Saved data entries
┌──

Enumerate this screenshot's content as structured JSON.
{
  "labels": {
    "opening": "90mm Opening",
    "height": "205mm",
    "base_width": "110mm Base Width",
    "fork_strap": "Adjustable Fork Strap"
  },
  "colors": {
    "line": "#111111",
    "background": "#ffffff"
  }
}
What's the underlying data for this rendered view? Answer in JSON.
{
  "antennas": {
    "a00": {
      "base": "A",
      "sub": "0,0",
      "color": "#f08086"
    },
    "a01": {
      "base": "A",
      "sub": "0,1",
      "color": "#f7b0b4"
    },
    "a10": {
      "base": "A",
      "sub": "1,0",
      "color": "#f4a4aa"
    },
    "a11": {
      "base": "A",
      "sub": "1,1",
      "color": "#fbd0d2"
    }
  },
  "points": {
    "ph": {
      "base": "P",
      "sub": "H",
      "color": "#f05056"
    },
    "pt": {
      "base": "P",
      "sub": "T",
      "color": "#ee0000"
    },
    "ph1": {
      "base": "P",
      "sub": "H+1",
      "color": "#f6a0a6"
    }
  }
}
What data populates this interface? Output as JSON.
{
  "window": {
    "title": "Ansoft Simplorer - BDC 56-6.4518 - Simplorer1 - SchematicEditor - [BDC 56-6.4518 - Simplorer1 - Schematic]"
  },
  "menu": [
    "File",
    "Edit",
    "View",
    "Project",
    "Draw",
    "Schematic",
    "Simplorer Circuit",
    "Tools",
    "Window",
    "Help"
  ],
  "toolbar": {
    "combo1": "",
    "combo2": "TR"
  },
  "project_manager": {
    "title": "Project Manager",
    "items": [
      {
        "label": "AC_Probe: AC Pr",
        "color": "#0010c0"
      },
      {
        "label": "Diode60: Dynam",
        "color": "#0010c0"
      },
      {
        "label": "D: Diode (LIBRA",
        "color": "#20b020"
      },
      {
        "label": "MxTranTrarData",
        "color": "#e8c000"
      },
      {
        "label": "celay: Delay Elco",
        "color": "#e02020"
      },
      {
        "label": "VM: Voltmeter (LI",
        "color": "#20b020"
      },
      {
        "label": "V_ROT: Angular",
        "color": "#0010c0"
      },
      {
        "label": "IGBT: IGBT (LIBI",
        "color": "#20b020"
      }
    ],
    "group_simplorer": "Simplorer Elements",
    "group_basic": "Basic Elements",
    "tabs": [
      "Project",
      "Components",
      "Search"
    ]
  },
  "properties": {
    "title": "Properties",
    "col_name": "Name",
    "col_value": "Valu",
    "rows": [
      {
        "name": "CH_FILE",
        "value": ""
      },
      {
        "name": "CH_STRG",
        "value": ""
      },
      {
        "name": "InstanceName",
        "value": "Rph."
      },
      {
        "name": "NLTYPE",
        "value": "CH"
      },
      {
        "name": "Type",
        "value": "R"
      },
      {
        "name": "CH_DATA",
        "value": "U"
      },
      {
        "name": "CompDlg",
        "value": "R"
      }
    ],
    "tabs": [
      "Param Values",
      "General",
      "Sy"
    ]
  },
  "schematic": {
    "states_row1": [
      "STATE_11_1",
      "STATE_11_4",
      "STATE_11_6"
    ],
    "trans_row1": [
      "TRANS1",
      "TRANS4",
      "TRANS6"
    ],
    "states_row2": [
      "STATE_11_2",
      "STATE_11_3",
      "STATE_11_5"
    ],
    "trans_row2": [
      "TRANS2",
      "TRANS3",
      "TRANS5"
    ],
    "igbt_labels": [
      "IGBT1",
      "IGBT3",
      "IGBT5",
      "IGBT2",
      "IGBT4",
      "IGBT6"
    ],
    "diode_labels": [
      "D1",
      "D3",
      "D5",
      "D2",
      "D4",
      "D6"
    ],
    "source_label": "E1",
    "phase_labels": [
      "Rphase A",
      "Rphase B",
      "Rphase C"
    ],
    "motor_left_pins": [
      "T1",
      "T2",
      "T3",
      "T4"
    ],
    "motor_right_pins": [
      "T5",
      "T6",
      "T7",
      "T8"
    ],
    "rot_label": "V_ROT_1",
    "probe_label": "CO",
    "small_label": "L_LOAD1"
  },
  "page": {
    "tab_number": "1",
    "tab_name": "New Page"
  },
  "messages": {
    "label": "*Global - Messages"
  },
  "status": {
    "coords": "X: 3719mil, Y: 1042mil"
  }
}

└──

Copy out all lines above that include the string "What".

_FULL RESPONSE_.
What's the underlying data for this rendered view? Answer in JSON.
What data populates this interface? Output as JSON.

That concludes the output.